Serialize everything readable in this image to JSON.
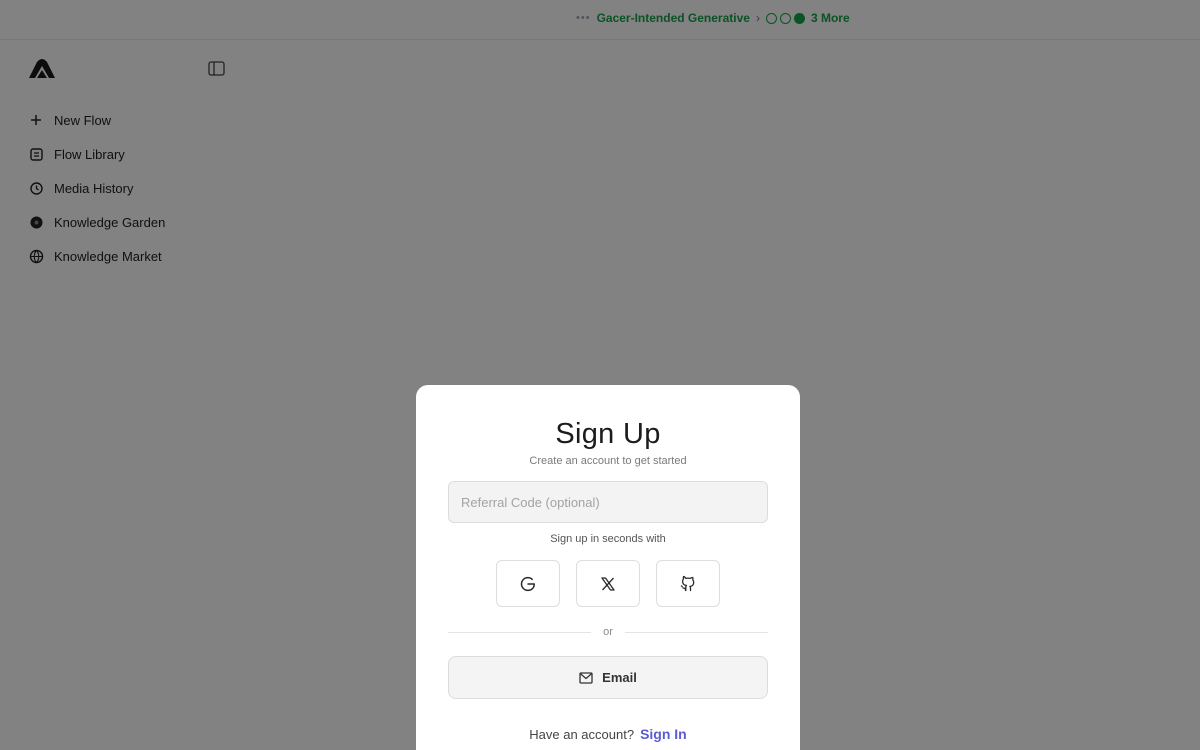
{
  "banner": {
    "text": "Gacer-Intended Generative",
    "more": "3 More"
  },
  "sidebar": {
    "items": [
      {
        "label": "New Flow",
        "icon": "plus-icon"
      },
      {
        "label": "Flow Library",
        "icon": "library-icon"
      },
      {
        "label": "Media History",
        "icon": "history-icon"
      },
      {
        "label": "Knowledge Garden",
        "icon": "garden-icon"
      },
      {
        "label": "Knowledge Market",
        "icon": "globe-icon"
      }
    ]
  },
  "modal": {
    "title": "Sign Up",
    "subtitle": "Create an account to get started",
    "referral_placeholder": "Referral Code (optional)",
    "referral_value": "",
    "oauth_caption": "Sign up in seconds with",
    "oauth_providers": [
      "google",
      "x",
      "github"
    ],
    "divider": "or",
    "email_label": "Email",
    "signin_prompt": "Have an account?",
    "signin_link": "Sign In"
  },
  "colors": {
    "accent": "#5b5bd6",
    "banner": "#16a34a",
    "overlay": "rgba(0,0,0,0.49)"
  }
}
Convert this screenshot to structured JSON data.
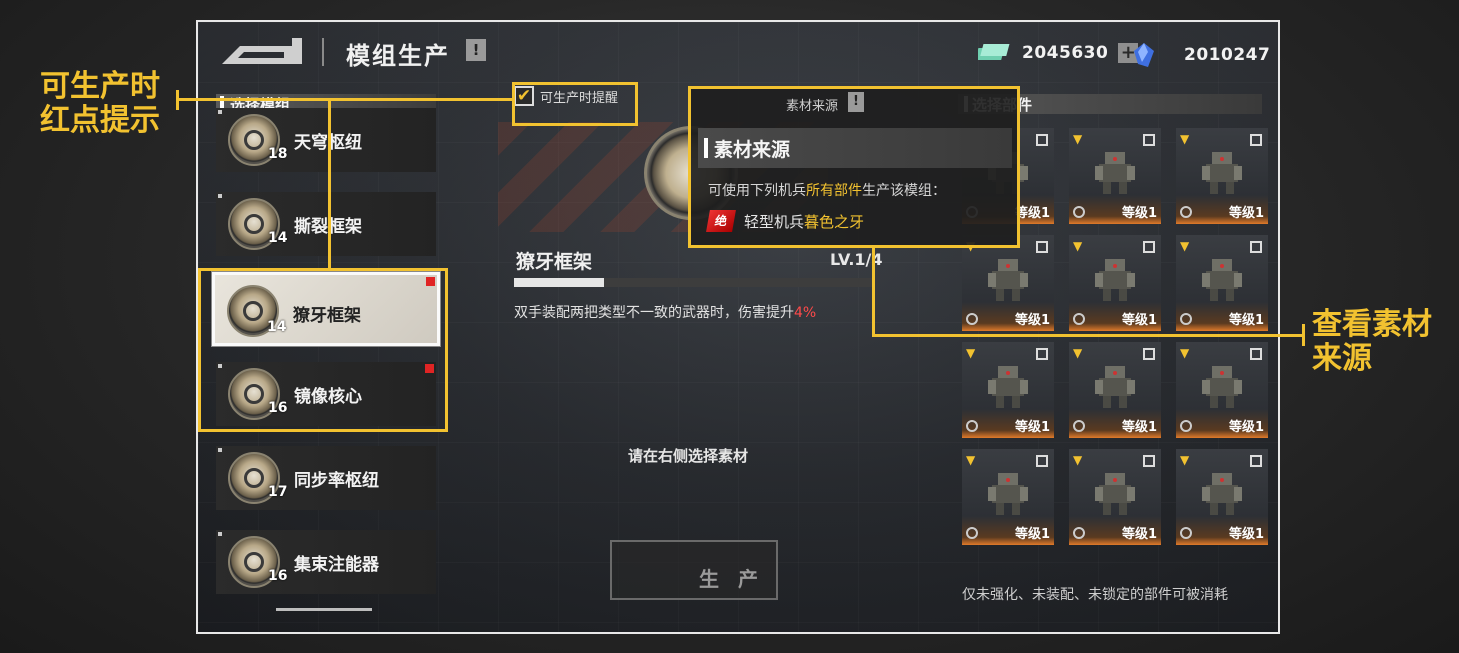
{
  "header": {
    "title": "模组生产",
    "title_alert": "!",
    "resources": [
      {
        "icon": "money-bundle-icon",
        "value": "2045630",
        "plus": "+"
      },
      {
        "icon": "blue-crystal-icon",
        "value": "2010247",
        "plus": "+"
      }
    ]
  },
  "left_panel": {
    "heading": "选择模组",
    "items": [
      {
        "name": "天穹枢纽",
        "level": "18",
        "red_dot": false,
        "selected": false
      },
      {
        "name": "撕裂框架",
        "level": "14",
        "red_dot": false,
        "selected": false
      },
      {
        "name": "獠牙框架",
        "level": "14",
        "red_dot": true,
        "selected": true
      },
      {
        "name": "镜像核心",
        "level": "16",
        "red_dot": true,
        "selected": false
      },
      {
        "name": "同步率枢纽",
        "level": "17",
        "red_dot": false,
        "selected": false
      },
      {
        "name": "集束注能器",
        "level": "16",
        "red_dot": false,
        "selected": false
      }
    ]
  },
  "reminder_checkbox": {
    "label": "可生产时提醒",
    "checked": true,
    "check_glyph": "✔"
  },
  "module_detail": {
    "name": "獠牙框架",
    "level_text": "LV.1/4",
    "level_progress": 0.25,
    "desc_prefix": "双手装配两把类型不一致的武器时，伤害提升",
    "desc_value": "4%",
    "prompt": "请在右侧选择素材",
    "produce_button": "生 产"
  },
  "material_popup": {
    "top_label": "素材来源",
    "top_alert": "!",
    "heading": "素材来源",
    "desc_prefix": "可使用下列机兵",
    "desc_highlight": "所有部件",
    "desc_suffix": "生产该模组：",
    "mech_badge": "绝",
    "mech_prefix": "轻型机兵",
    "mech_name": "暮色之牙"
  },
  "right_panel": {
    "heading": "选择部件",
    "level_label": "等级1",
    "parts_count": 12,
    "footer_note": "仅未强化、未装配、未锁定的部件可被消耗"
  },
  "annotations": {
    "left_line1": "可生产时",
    "left_line2": "红点提示",
    "right_line1": "查看素材",
    "right_line2": "来源"
  },
  "colors": {
    "accent": "#f2c230",
    "red_dot": "#e02424",
    "highlight_red": "#ff4a4a"
  }
}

++++++++++

=== Given instruction ===
In the entries above, identify each line that includes the string "account", then copy it.

=== Answer for this exercise ===
    "subtitle": "Create an account to get started",
    "signin_prompt": "Have an account?",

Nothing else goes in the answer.